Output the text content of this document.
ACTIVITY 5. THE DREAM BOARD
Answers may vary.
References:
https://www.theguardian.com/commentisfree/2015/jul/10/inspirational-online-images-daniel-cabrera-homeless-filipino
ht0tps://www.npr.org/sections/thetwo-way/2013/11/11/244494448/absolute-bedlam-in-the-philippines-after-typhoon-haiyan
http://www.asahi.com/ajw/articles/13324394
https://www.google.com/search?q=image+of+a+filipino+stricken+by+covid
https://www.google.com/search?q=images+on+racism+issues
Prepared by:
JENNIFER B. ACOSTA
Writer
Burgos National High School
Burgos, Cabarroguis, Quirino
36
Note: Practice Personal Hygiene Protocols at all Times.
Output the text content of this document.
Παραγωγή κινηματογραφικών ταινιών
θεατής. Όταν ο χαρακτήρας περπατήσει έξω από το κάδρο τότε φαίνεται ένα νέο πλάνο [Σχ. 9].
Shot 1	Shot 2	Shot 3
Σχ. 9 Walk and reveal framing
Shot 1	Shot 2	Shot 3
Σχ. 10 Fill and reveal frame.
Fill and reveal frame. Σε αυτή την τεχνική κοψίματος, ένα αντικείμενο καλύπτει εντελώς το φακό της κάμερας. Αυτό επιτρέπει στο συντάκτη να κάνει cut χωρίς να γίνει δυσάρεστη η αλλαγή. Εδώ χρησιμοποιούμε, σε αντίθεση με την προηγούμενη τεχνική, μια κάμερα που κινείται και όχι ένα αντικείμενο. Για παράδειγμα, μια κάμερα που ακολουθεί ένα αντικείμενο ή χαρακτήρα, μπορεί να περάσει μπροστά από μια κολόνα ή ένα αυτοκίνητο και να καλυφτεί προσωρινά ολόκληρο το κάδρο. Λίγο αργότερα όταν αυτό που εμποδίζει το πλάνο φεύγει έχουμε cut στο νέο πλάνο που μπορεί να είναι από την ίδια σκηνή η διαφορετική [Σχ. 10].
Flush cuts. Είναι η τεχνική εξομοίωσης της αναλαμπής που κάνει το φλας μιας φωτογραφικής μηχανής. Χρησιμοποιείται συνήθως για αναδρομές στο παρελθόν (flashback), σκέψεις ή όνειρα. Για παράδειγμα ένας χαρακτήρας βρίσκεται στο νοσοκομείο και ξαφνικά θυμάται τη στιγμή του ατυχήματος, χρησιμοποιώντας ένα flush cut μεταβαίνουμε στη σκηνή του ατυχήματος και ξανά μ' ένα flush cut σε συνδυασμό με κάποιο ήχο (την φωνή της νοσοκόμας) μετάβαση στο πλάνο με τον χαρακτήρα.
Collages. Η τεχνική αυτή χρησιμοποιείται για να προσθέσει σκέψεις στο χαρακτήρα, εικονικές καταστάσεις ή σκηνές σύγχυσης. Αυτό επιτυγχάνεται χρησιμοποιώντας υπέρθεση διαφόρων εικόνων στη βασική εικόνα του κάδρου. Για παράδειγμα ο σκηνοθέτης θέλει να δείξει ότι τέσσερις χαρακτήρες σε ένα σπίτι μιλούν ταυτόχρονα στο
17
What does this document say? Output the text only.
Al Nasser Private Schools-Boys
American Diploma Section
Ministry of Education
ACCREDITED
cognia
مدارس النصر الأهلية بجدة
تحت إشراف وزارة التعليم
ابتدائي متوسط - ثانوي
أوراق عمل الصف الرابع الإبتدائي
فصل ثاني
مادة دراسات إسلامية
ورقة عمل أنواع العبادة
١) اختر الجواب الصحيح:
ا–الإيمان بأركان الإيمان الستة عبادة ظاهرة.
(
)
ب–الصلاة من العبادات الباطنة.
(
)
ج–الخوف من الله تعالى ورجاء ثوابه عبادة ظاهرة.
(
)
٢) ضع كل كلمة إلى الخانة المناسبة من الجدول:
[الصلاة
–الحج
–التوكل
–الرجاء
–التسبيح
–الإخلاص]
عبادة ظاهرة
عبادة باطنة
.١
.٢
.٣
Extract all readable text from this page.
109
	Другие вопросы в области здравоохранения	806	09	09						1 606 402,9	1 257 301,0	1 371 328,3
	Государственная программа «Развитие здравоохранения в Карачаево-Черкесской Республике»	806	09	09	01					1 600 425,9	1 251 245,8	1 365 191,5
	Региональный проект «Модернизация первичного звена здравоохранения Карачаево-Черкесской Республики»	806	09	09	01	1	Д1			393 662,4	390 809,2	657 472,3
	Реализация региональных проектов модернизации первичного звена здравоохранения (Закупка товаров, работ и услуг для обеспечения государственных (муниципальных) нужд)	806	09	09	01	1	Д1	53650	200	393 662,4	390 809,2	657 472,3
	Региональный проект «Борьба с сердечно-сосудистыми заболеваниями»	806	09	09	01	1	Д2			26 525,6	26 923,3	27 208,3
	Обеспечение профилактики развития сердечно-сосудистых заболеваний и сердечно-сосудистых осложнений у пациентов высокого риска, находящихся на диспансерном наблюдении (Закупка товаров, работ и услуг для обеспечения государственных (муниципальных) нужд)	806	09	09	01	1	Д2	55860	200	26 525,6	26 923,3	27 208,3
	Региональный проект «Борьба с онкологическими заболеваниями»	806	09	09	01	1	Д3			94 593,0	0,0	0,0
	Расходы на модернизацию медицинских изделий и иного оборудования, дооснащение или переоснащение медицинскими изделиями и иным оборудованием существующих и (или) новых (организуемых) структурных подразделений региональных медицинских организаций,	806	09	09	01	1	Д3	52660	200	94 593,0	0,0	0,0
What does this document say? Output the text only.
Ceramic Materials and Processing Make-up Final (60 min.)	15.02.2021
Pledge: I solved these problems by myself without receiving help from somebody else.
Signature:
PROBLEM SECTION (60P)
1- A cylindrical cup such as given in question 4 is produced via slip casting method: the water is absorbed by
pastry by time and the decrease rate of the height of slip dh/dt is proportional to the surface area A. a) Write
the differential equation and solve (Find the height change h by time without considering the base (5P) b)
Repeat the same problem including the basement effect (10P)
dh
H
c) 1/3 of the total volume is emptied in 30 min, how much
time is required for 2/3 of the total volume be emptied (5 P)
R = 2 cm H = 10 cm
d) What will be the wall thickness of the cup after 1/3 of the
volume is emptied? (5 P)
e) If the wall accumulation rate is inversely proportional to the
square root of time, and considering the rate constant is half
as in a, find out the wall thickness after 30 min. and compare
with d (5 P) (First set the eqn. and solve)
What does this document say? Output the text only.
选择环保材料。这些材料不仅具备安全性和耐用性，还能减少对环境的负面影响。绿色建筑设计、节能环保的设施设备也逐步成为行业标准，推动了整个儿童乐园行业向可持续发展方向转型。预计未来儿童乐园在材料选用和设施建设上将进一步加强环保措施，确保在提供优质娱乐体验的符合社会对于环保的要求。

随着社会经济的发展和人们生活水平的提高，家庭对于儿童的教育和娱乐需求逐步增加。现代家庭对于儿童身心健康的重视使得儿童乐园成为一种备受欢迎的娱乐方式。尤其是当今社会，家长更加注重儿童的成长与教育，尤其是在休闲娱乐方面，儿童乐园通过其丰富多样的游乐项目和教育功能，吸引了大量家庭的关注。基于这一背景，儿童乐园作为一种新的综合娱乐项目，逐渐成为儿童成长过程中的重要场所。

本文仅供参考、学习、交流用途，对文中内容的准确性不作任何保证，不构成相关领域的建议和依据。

■ ■ ■

**YOUR GOAL**
Take the entries above and transcribe them in full.

**WRITTEN SOLUTION**
Output the text content of this document.
ACTIVITY 5. THE DREAM BOARD
Answers may vary.
References:
https://www.theguardian.com/commentisfree/2015/jul/10/inspirational-online-images-daniel-cabrera-homeless-filipino
ht0tps://www.npr.org/sections/thetwo-way/2013/11/11/244494448/absolute-bedlam-in-the-philippines-after-typhoon-haiyan
http://www.asahi.com/ajw/articles/13324394
https://www.google.com/search?q=image+of+a+filipino+stricken+by+covid
https://www.google.com/search?q=images+on+racism+issues
Prepared by:
JENNIFER B. ACOSTA
Writer
Burgos National High School
Burgos, Cabarroguis, Quirino
36
Note: Practice Personal Hygiene Protocols at all Times.
Output the text content of this document.
Παραγωγή κινηματογραφικών ταινιών
θεατής. Όταν ο χαρακτήρας περπατήσει έξω από το κάδρο τότε φαίνεται ένα νέο πλάνο [Σχ. 9].
Shot 1	Shot 2	Shot 3
Σχ. 9 Walk and reveal framing
Shot 1	Shot 2	Shot 3
Σχ. 10 Fill and reveal frame.
Fill and reveal frame. Σε αυτή την τεχνική κοψίματος, ένα αντικείμενο καλύπτει εντελώς το φακό της κάμερας. Αυτό επιτρέπει στο συντάκτη να κάνει cut χωρίς να γίνει δυσάρεστη η αλλαγή. Εδώ χρησιμοποιούμε, σε αντίθεση με την προηγούμενη τεχνική, μια κάμερα που κινείται και όχι ένα αντικείμενο. Για παράδειγμα, μια κάμερα που ακολουθεί ένα αντικείμενο ή χαρακτήρα, μπορεί να περάσει μπροστά από μια κολόνα ή ένα αυτοκίνητο και να καλυφτεί προσωρινά ολόκληρο το κάδρο. Λίγο αργότερα όταν αυτό που εμποδίζει το πλάνο φεύγει έχουμε cut στο νέο πλάνο που μπορεί να είναι από την ίδια σκηνή η διαφορετική [Σχ. 10].
Flush cuts. Είναι η τεχνική εξομοίωσης της αναλαμπής που κάνει το φλας μιας φωτογραφικής μηχανής. Χρησιμοποιείται συνήθως για αναδρομές στο παρελθόν (flashback), σκέψεις ή όνειρα. Για παράδειγμα ένας χαρακτήρας βρίσκεται στο νοσοκομείο και ξαφνικά θυμάται τη στιγμή του ατυχήματος, χρησιμοποιώντας ένα flush cut μεταβαίνουμε στη σκηνή του ατυχήματος και ξανά μ' ένα flush cut σε συνδυασμό με κάποιο ήχο (την φωνή της νοσοκόμας) μετάβαση στο πλάνο με τον χαρακτήρα.
Collages. Η τεχνική αυτή χρησιμοποιείται για να προσθέσει σκέψεις στο χαρακτήρα, εικονικές καταστάσεις ή σκηνές σύγχυσης. Αυτό επιτυγχάνεται χρησιμοποιώντας υπέρθεση διαφόρων εικόνων στη βασική εικόνα του κάδρου. Για παράδειγμα ο σκηνοθέτης θέλει να δείξει ότι τέσσερις χαρακτήρες σε ένα σπίτι μιλούν ταυτόχρονα στο
17
What does this document say? Output the text only.
Al Nasser Private Schools-Boys
American Diploma Section
Ministry of Education
ACCREDITED
cognia
مدارس النصر الأهلية بجدة
تحت إشراف وزارة التعليم
ابتدائي متوسط - ثانوي
أوراق عمل الصف الرابع الإبتدائي
فصل ثاني
مادة دراسات إسلامية
ورقة عمل أنواع العبادة
١) اختر الجواب الصحيح:
ا–الإيمان بأركان الإيمان الستة عبادة ظاهرة.
(
)
ب–الصلاة من العبادات الباطنة.
(
)
ج–الخوف من الله تعالى ورجاء ثوابه عبادة ظاهرة.
(
)
٢) ضع كل كلمة إلى الخانة المناسبة من الجدول:
[الصلاة
–الحج
–التوكل
–الرجاء
–التسبيح
–الإخلاص]
عبادة ظاهرة
عبادة باطنة
.١
.٢
.٣
Extract all readable text from this page.
109
	Другие вопросы в области здравоохранения	806	09	09						1 606 402,9	1 257 301,0	1 371 328,3
	Государственная программа «Развитие здравоохранения в Карачаево-Черкесской Республике»	806	09	09	01					1 600 425,9	1 251 245,8	1 365 191,5
	Региональный проект «Модернизация первичного звена здравоохранения Карачаево-Черкесской Республики»	806	09	09	01	1	Д1			393 662,4	390 809,2	657 472,3
	Реализация региональных проектов модернизации первичного звена здравоохранения (Закупка товаров, работ и услуг для обеспечения государственных (муниципальных) нужд)	806	09	09	01	1	Д1	53650	200	393 662,4	390 809,2	657 472,3
	Региональный проект «Борьба с сердечно-сосудистыми заболеваниями»	806	09	09	01	1	Д2			26 525,6	26 923,3	27 208,3
	Обеспечение профилактики развития сердечно-сосудистых заболеваний и сердечно-сосудистых осложнений у пациентов высокого риска, находящихся на диспансерном наблюдении (Закупка товаров, работ и услуг для обеспечения государственных (муниципальных) нужд)	806	09	09	01	1	Д2	55860	200	26 525,6	26 923,3	27 208,3
	Региональный проект «Борьба с онкологическими заболеваниями»	806	09	09	01	1	Д3			94 593,0	0,0	0,0
	Расходы на модернизацию медицинских изделий и иного оборудования, дооснащение или переоснащение медицинскими изделиями и иным оборудованием существующих и (или) новых (организуемых) структурных подразделений региональных медицинских организаций,	806	09	09	01	1	Д3	52660	200	94 593,0	0,0	0,0
What does this document say? Output the text only.
Ceramic Materials and Processing Make-up Final (60 min.)	15.02.2021
Pledge: I solved these problems by myself without receiving help from somebody else.
Signature:
PROBLEM SECTION (60P)
1- A cylindrical cup such as given in question 4 is produced via slip casting method: the water is absorbed by
pastry by time and the decrease rate of the height of slip dh/dt is proportional to the surface area A. a) Write
the differential equation and solve (Find the height change h by time without considering the base (5P) b)
Repeat the same problem including the basement effect (10P)
dh
H
c) 1/3 of the total volume is emptied in 30 min, how much
time is required for 2/3 of the total volume be emptied (5 P)
R = 2 cm H = 10 cm
d) What will be the wall thickness of the cup after 1/3 of the
volume is emptied? (5 P)
e) If the wall accumulation rate is inversely proportional to the
square root of time, and considering the rate constant is half
as in a, find out the wall thickness after 30 min. and compare
with d (5 P) (First set the eqn. and solve)
What does this document say? Output the text only.
选择环保材料。这些材料不仅具备安全性和耐用性，还能减少对环境的负面影响。绿色建筑设计、节能环保的设施设备也逐步成为行业标准，推动了整个儿童乐园行业向可持续发展方向转型。预计未来儿童乐园在材料选用和设施建设上将进一步加强环保措施，确保在提供优质娱乐体验的符合社会对于环保的要求。

随着社会经济的发展和人们生活水平的提高，家庭对于儿童的教育和娱乐需求逐步增加。现代家庭对于儿童身心健康的重视使得儿童乐园成为一种备受欢迎的娱乐方式。尤其是当今社会，家长更加注重儿童的成长与教育，尤其是在休闲娱乐方面，儿童乐园通过其丰富多样的游乐项目和教育功能，吸引了大量家庭的关注。基于这一背景，儿童乐园作为一种新的综合娱乐项目，逐渐成为儿童成长过程中的重要场所。

本文仅供参考、学习、交流用途，对文中内容的准确性不作任何保证，不构成相关领域的建议和依据。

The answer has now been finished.